[SHORT TASK]
Work out how many lines hold "title". Give the number and nothing else.

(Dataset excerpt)
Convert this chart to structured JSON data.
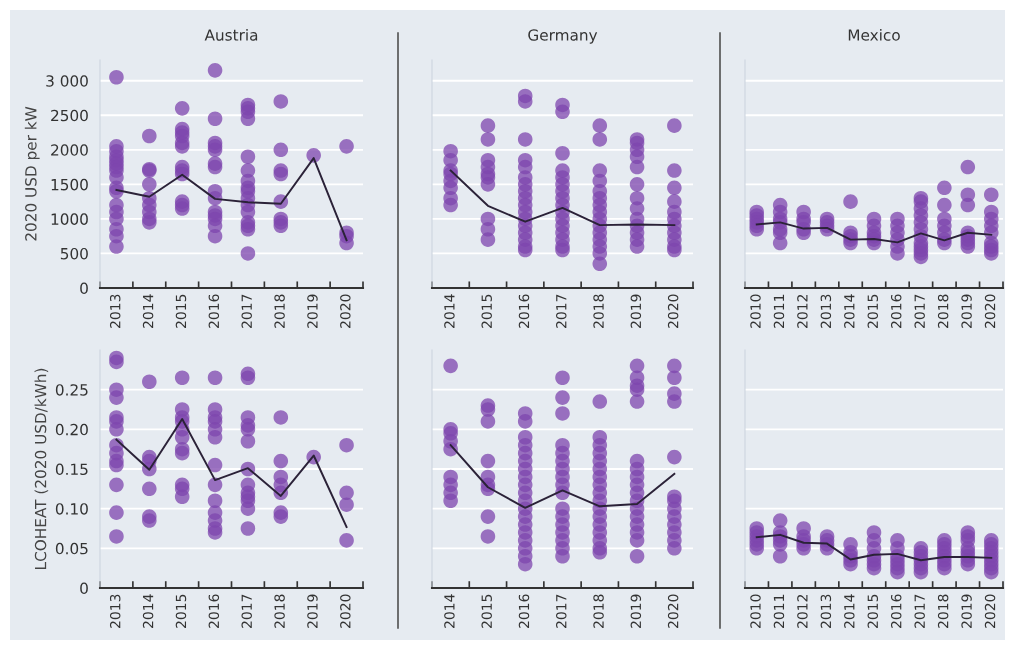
{
  "chart_data": [
    {
      "type": "scatter",
      "title": "Austria",
      "ylabel": "2020 USD per kW",
      "xlim": [
        2012.5,
        2020.5
      ],
      "xticks": [
        2013,
        2014,
        2015,
        2016,
        2017,
        2018,
        2019,
        2020
      ],
      "ylim": [
        0,
        3300
      ],
      "yticks": [
        0,
        500,
        1000,
        1500,
        2000,
        2500,
        {
          "value": 3000,
          "label": "3 000"
        }
      ],
      "grid": "y",
      "legend": false,
      "marker": "circle",
      "series": [
        {
          "color": "#7d45ae",
          "x": [
            2013,
            2013,
            2013,
            2013,
            2013,
            2013,
            2013,
            2013,
            2013,
            2013,
            2013,
            2013,
            2013,
            2013,
            2013,
            2013,
            2013,
            2014,
            2014,
            2014,
            2014,
            2014,
            2014,
            2014,
            2014,
            2014,
            2015,
            2015,
            2015,
            2015,
            2015,
            2015,
            2015,
            2015,
            2015,
            2015,
            2015,
            2015,
            2016,
            2016,
            2016,
            2016,
            2016,
            2016,
            2016,
            2016,
            2016,
            2016,
            2016,
            2016,
            2016,
            2016,
            2017,
            2017,
            2017,
            2017,
            2017,
            2017,
            2017,
            2017,
            2017,
            2017,
            2017,
            2017,
            2017,
            2017,
            2017,
            2017,
            2018,
            2018,
            2018,
            2018,
            2018,
            2018,
            2018,
            2018,
            2019,
            2020,
            2020,
            2020,
            2020
          ],
          "values": [
            3050,
            2050,
            1980,
            1900,
            1850,
            1800,
            1750,
            1700,
            1600,
            1450,
            1400,
            1200,
            1100,
            1000,
            850,
            750,
            600,
            2200,
            1720,
            1700,
            1500,
            1300,
            1200,
            1100,
            1000,
            950,
            2600,
            2300,
            2250,
            2200,
            2100,
            2050,
            1750,
            1700,
            1650,
            1250,
            1200,
            1150,
            3150,
            2450,
            2100,
            2050,
            2000,
            1800,
            1750,
            1400,
            1300,
            1100,
            1050,
            1000,
            900,
            750,
            2650,
            2600,
            2550,
            2450,
            1900,
            1700,
            1550,
            1450,
            1400,
            1300,
            1200,
            1100,
            950,
            900,
            850,
            500,
            2700,
            2000,
            1700,
            1650,
            1250,
            1000,
            950,
            900,
            1920,
            2050,
            800,
            750,
            650
          ]
        },
        {
          "type": "line",
          "color": "#2b2238",
          "marker": "none",
          "x": [
            2013,
            2014,
            2015,
            2016,
            2017,
            2018,
            2019,
            2020
          ],
          "values": [
            1420,
            1320,
            1640,
            1290,
            1240,
            1220,
            1880,
            690
          ]
        }
      ]
    },
    {
      "type": "scatter",
      "title": "Germany",
      "xlim": [
        2013.5,
        2020.5
      ],
      "xticks": [
        2014,
        2015,
        2016,
        2017,
        2018,
        2019,
        2020
      ],
      "ylim": [
        0,
        3300
      ],
      "yticks": [
        {
          "value": 0,
          "label": null
        },
        {
          "value": 500,
          "label": null
        },
        {
          "value": 1000,
          "label": null
        },
        {
          "value": 1500,
          "label": null
        },
        {
          "value": 2000,
          "label": null
        },
        {
          "value": 2500,
          "label": null
        },
        {
          "value": 3000,
          "label": null
        }
      ],
      "grid": "y",
      "legend": false,
      "marker": "circle",
      "tick_labels": "x",
      "series": [
        {
          "color": "#7d45ae",
          "x": [
            2014,
            2014,
            2014,
            2014,
            2014,
            2014,
            2014,
            2014,
            2015,
            2015,
            2015,
            2015,
            2015,
            2015,
            2015,
            2015,
            2015,
            2015,
            2016,
            2016,
            2016,
            2016,
            2016,
            2016,
            2016,
            2016,
            2016,
            2016,
            2016,
            2016,
            2016,
            2016,
            2016,
            2016,
            2016,
            2017,
            2017,
            2017,
            2017,
            2017,
            2017,
            2017,
            2017,
            2017,
            2017,
            2017,
            2017,
            2017,
            2017,
            2017,
            2017,
            2018,
            2018,
            2018,
            2018,
            2018,
            2018,
            2018,
            2018,
            2018,
            2018,
            2018,
            2018,
            2018,
            2018,
            2018,
            2019,
            2019,
            2019,
            2019,
            2019,
            2019,
            2019,
            2019,
            2019,
            2019,
            2019,
            2019,
            2019,
            2020,
            2020,
            2020,
            2020,
            2020,
            2020,
            2020,
            2020,
            2020,
            2020,
            2020
          ],
          "values": [
            1980,
            1850,
            1700,
            1650,
            1550,
            1450,
            1300,
            1200,
            2350,
            2150,
            1850,
            1750,
            1650,
            1600,
            1500,
            1000,
            850,
            700,
            2780,
            2700,
            2150,
            1850,
            1750,
            1600,
            1500,
            1400,
            1300,
            1200,
            1100,
            1000,
            900,
            800,
            700,
            600,
            550,
            2650,
            2550,
            1950,
            1700,
            1600,
            1500,
            1400,
            1300,
            1200,
            1100,
            1000,
            900,
            800,
            700,
            600,
            550,
            2350,
            2150,
            1700,
            1550,
            1400,
            1300,
            1200,
            1100,
            1000,
            900,
            800,
            700,
            600,
            500,
            350,
            2150,
            2100,
            2000,
            1900,
            1750,
            1500,
            1300,
            1150,
            1000,
            900,
            800,
            700,
            600,
            2350,
            1700,
            1450,
            1250,
            1100,
            1000,
            900,
            800,
            700,
            600,
            550
          ]
        },
        {
          "type": "line",
          "color": "#2b2238",
          "marker": "none",
          "x": [
            2014,
            2015,
            2016,
            2017,
            2018,
            2019,
            2020
          ],
          "values": [
            1700,
            1190,
            960,
            1160,
            910,
            920,
            910
          ]
        }
      ]
    },
    {
      "type": "scatter",
      "title": "Mexico",
      "xlim": [
        2009.5,
        2020.5
      ],
      "xticks": [
        2010,
        2011,
        2012,
        2013,
        2014,
        2015,
        2016,
        2017,
        2018,
        2019,
        2020
      ],
      "ylim": [
        0,
        3300
      ],
      "yticks": [
        {
          "value": 0,
          "label": null
        },
        {
          "value": 500,
          "label": null
        },
        {
          "value": 1000,
          "label": null
        },
        {
          "value": 1500,
          "label": null
        },
        {
          "value": 2000,
          "label": null
        },
        {
          "value": 2500,
          "label": null
        },
        {
          "value": 3000,
          "label": null
        }
      ],
      "grid": "y",
      "legend": false,
      "marker": "circle",
      "tick_labels": "x",
      "series": [
        {
          "color": "#7d45ae",
          "x": [
            2010,
            2010,
            2010,
            2010,
            2010,
            2010,
            2011,
            2011,
            2011,
            2011,
            2011,
            2011,
            2011,
            2012,
            2012,
            2012,
            2012,
            2012,
            2013,
            2013,
            2013,
            2013,
            2014,
            2014,
            2014,
            2014,
            2014,
            2015,
            2015,
            2015,
            2015,
            2015,
            2015,
            2016,
            2016,
            2016,
            2016,
            2016,
            2016,
            2017,
            2017,
            2017,
            2017,
            2017,
            2017,
            2017,
            2017,
            2017,
            2017,
            2017,
            2017,
            2018,
            2018,
            2018,
            2018,
            2018,
            2018,
            2018,
            2019,
            2019,
            2019,
            2019,
            2019,
            2019,
            2019,
            2019,
            2020,
            2020,
            2020,
            2020,
            2020,
            2020,
            2020,
            2020,
            2020
          ],
          "values": [
            1100,
            1050,
            1000,
            950,
            900,
            850,
            1200,
            1100,
            1000,
            950,
            850,
            800,
            650,
            1100,
            1000,
            950,
            850,
            800,
            1000,
            950,
            900,
            850,
            1250,
            800,
            750,
            700,
            650,
            1000,
            900,
            800,
            750,
            700,
            650,
            1000,
            900,
            800,
            700,
            600,
            500,
            1300,
            1250,
            1150,
            1050,
            950,
            850,
            750,
            650,
            600,
            550,
            500,
            450,
            1450,
            1200,
            1000,
            900,
            800,
            700,
            650,
            1750,
            1350,
            1200,
            800,
            750,
            700,
            650,
            600,
            1350,
            1100,
            1000,
            900,
            800,
            650,
            600,
            550,
            500
          ]
        },
        {
          "type": "line",
          "color": "#2b2238",
          "marker": "none",
          "x": [
            2010,
            2011,
            2012,
            2013,
            2014,
            2015,
            2016,
            2017,
            2018,
            2019,
            2020
          ],
          "values": [
            920,
            950,
            860,
            870,
            700,
            710,
            660,
            790,
            690,
            800,
            770
          ]
        }
      ]
    },
    {
      "type": "scatter",
      "ylabel": "LCOHEAT (2020 USD/kWh)",
      "xlim": [
        2012.5,
        2020.5
      ],
      "xticks": [
        2013,
        2014,
        2015,
        2016,
        2017,
        2018,
        2019,
        2020
      ],
      "ylim": [
        0,
        0.3
      ],
      "yticks": [
        0,
        {
          "value": 0.05,
          "label": "0.05"
        },
        {
          "value": 0.1,
          "label": "0.10"
        },
        {
          "value": 0.15,
          "label": "0.15"
        },
        {
          "value": 0.2,
          "label": "0.20"
        },
        {
          "value": 0.25,
          "label": "0.25"
        }
      ],
      "grid": "y",
      "legend": false,
      "marker": "circle",
      "series": [
        {
          "color": "#7d45ae",
          "x": [
            2013,
            2013,
            2013,
            2013,
            2013,
            2013,
            2013,
            2013,
            2013,
            2013,
            2013,
            2013,
            2013,
            2013,
            2014,
            2014,
            2014,
            2014,
            2014,
            2014,
            2014,
            2015,
            2015,
            2015,
            2015,
            2015,
            2015,
            2015,
            2015,
            2015,
            2015,
            2015,
            2016,
            2016,
            2016,
            2016,
            2016,
            2016,
            2016,
            2016,
            2016,
            2016,
            2016,
            2016,
            2016,
            2017,
            2017,
            2017,
            2017,
            2017,
            2017,
            2017,
            2017,
            2017,
            2017,
            2017,
            2017,
            2017,
            2018,
            2018,
            2018,
            2018,
            2018,
            2018,
            2018,
            2019,
            2020,
            2020,
            2020,
            2020
          ],
          "values": [
            0.29,
            0.285,
            0.25,
            0.24,
            0.215,
            0.21,
            0.2,
            0.18,
            0.17,
            0.16,
            0.155,
            0.13,
            0.095,
            0.065,
            0.26,
            0.165,
            0.16,
            0.15,
            0.125,
            0.09,
            0.085,
            0.265,
            0.225,
            0.215,
            0.21,
            0.2,
            0.19,
            0.175,
            0.17,
            0.13,
            0.125,
            0.115,
            0.265,
            0.225,
            0.215,
            0.21,
            0.2,
            0.19,
            0.155,
            0.13,
            0.11,
            0.095,
            0.085,
            0.075,
            0.07,
            0.27,
            0.265,
            0.215,
            0.205,
            0.2,
            0.185,
            0.15,
            0.13,
            0.12,
            0.115,
            0.11,
            0.1,
            0.075,
            0.215,
            0.16,
            0.14,
            0.13,
            0.12,
            0.095,
            0.09,
            0.165,
            0.18,
            0.12,
            0.105,
            0.06
          ]
        },
        {
          "type": "line",
          "color": "#2b2238",
          "marker": "none",
          "x": [
            2013,
            2014,
            2015,
            2016,
            2017,
            2018,
            2019,
            2020
          ],
          "values": [
            0.187,
            0.149,
            0.213,
            0.136,
            0.151,
            0.116,
            0.167,
            0.077
          ]
        }
      ]
    },
    {
      "type": "scatter",
      "xlim": [
        2013.5,
        2020.5
      ],
      "xticks": [
        2014,
        2015,
        2016,
        2017,
        2018,
        2019,
        2020
      ],
      "ylim": [
        0,
        0.3
      ],
      "yticks": [
        {
          "value": 0,
          "label": null
        },
        {
          "value": 0.05,
          "label": null
        },
        {
          "value": 0.1,
          "label": null
        },
        {
          "value": 0.15,
          "label": null
        },
        {
          "value": 0.2,
          "label": null
        },
        {
          "value": 0.25,
          "label": null
        }
      ],
      "grid": "y",
      "legend": false,
      "marker": "circle",
      "tick_labels": "x",
      "series": [
        {
          "color": "#7d45ae",
          "x": [
            2014,
            2014,
            2014,
            2014,
            2014,
            2014,
            2014,
            2014,
            2014,
            2015,
            2015,
            2015,
            2015,
            2015,
            2015,
            2015,
            2015,
            2015,
            2016,
            2016,
            2016,
            2016,
            2016,
            2016,
            2016,
            2016,
            2016,
            2016,
            2016,
            2016,
            2016,
            2016,
            2016,
            2016,
            2016,
            2016,
            2016,
            2017,
            2017,
            2017,
            2017,
            2017,
            2017,
            2017,
            2017,
            2017,
            2017,
            2017,
            2017,
            2017,
            2017,
            2017,
            2017,
            2017,
            2018,
            2018,
            2018,
            2018,
            2018,
            2018,
            2018,
            2018,
            2018,
            2018,
            2018,
            2018,
            2018,
            2018,
            2018,
            2018,
            2018,
            2019,
            2019,
            2019,
            2019,
            2019,
            2019,
            2019,
            2019,
            2019,
            2019,
            2019,
            2019,
            2019,
            2019,
            2019,
            2019,
            2019,
            2020,
            2020,
            2020,
            2020,
            2020,
            2020,
            2020,
            2020,
            2020,
            2020,
            2020,
            2020,
            2020
          ],
          "values": [
            0.28,
            0.2,
            0.195,
            0.185,
            0.175,
            0.14,
            0.13,
            0.12,
            0.11,
            0.23,
            0.225,
            0.21,
            0.16,
            0.14,
            0.13,
            0.125,
            0.09,
            0.065,
            0.22,
            0.21,
            0.19,
            0.18,
            0.17,
            0.16,
            0.15,
            0.14,
            0.13,
            0.12,
            0.11,
            0.1,
            0.09,
            0.08,
            0.07,
            0.06,
            0.05,
            0.04,
            0.03,
            0.265,
            0.24,
            0.22,
            0.18,
            0.17,
            0.16,
            0.15,
            0.14,
            0.13,
            0.12,
            0.1,
            0.09,
            0.08,
            0.07,
            0.06,
            0.05,
            0.04,
            0.235,
            0.19,
            0.18,
            0.17,
            0.16,
            0.15,
            0.14,
            0.13,
            0.12,
            0.11,
            0.1,
            0.09,
            0.08,
            0.07,
            0.06,
            0.05,
            0.045,
            0.28,
            0.265,
            0.255,
            0.25,
            0.235,
            0.16,
            0.15,
            0.14,
            0.13,
            0.12,
            0.11,
            0.1,
            0.09,
            0.08,
            0.07,
            0.06,
            0.04,
            0.28,
            0.265,
            0.245,
            0.235,
            0.165,
            0.115,
            0.11,
            0.1,
            0.09,
            0.08,
            0.07,
            0.06,
            0.05
          ]
        },
        {
          "type": "line",
          "color": "#2b2238",
          "marker": "none",
          "x": [
            2014,
            2015,
            2016,
            2017,
            2018,
            2019,
            2020
          ],
          "values": [
            0.18,
            0.127,
            0.101,
            0.123,
            0.103,
            0.106,
            0.144
          ]
        }
      ]
    },
    {
      "type": "scatter",
      "xlim": [
        2009.5,
        2020.5
      ],
      "xticks": [
        2010,
        2011,
        2012,
        2013,
        2014,
        2015,
        2016,
        2017,
        2018,
        2019,
        2020
      ],
      "ylim": [
        0,
        0.3
      ],
      "yticks": [
        {
          "value": 0,
          "label": null
        },
        {
          "value": 0.05,
          "label": null
        },
        {
          "value": 0.1,
          "label": null
        },
        {
          "value": 0.15,
          "label": null
        },
        {
          "value": 0.2,
          "label": null
        },
        {
          "value": 0.25,
          "label": null
        }
      ],
      "grid": "y",
      "legend": false,
      "marker": "circle",
      "tick_labels": "x",
      "series": [
        {
          "color": "#7d45ae",
          "x": [
            2010,
            2010,
            2010,
            2010,
            2010,
            2010,
            2011,
            2011,
            2011,
            2011,
            2011,
            2011,
            2012,
            2012,
            2012,
            2012,
            2012,
            2013,
            2013,
            2013,
            2013,
            2014,
            2014,
            2014,
            2014,
            2014,
            2015,
            2015,
            2015,
            2015,
            2015,
            2015,
            2015,
            2016,
            2016,
            2016,
            2016,
            2016,
            2016,
            2016,
            2017,
            2017,
            2017,
            2017,
            2017,
            2017,
            2017,
            2018,
            2018,
            2018,
            2018,
            2018,
            2018,
            2018,
            2018,
            2019,
            2019,
            2019,
            2019,
            2019,
            2019,
            2019,
            2019,
            2020,
            2020,
            2020,
            2020,
            2020,
            2020,
            2020,
            2020,
            2020
          ],
          "values": [
            0.075,
            0.07,
            0.065,
            0.06,
            0.055,
            0.05,
            0.085,
            0.07,
            0.065,
            0.06,
            0.055,
            0.04,
            0.075,
            0.065,
            0.06,
            0.055,
            0.05,
            0.065,
            0.06,
            0.055,
            0.05,
            0.055,
            0.045,
            0.04,
            0.035,
            0.03,
            0.07,
            0.06,
            0.05,
            0.04,
            0.035,
            0.03,
            0.025,
            0.06,
            0.05,
            0.04,
            0.035,
            0.03,
            0.025,
            0.02,
            0.05,
            0.045,
            0.04,
            0.035,
            0.03,
            0.025,
            0.02,
            0.06,
            0.055,
            0.05,
            0.045,
            0.04,
            0.035,
            0.03,
            0.025,
            0.07,
            0.065,
            0.06,
            0.05,
            0.045,
            0.04,
            0.035,
            0.03,
            0.06,
            0.055,
            0.05,
            0.045,
            0.04,
            0.035,
            0.03,
            0.025,
            0.02
          ]
        },
        {
          "type": "line",
          "color": "#2b2238",
          "marker": "none",
          "x": [
            2010,
            2011,
            2012,
            2013,
            2014,
            2015,
            2016,
            2017,
            2018,
            2019,
            2020
          ],
          "values": [
            0.064,
            0.067,
            0.057,
            0.056,
            0.036,
            0.042,
            0.043,
            0.035,
            0.039,
            0.039,
            0.038
          ]
        }
      ]
    }
  ]
}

[WORKED ANSWER]
3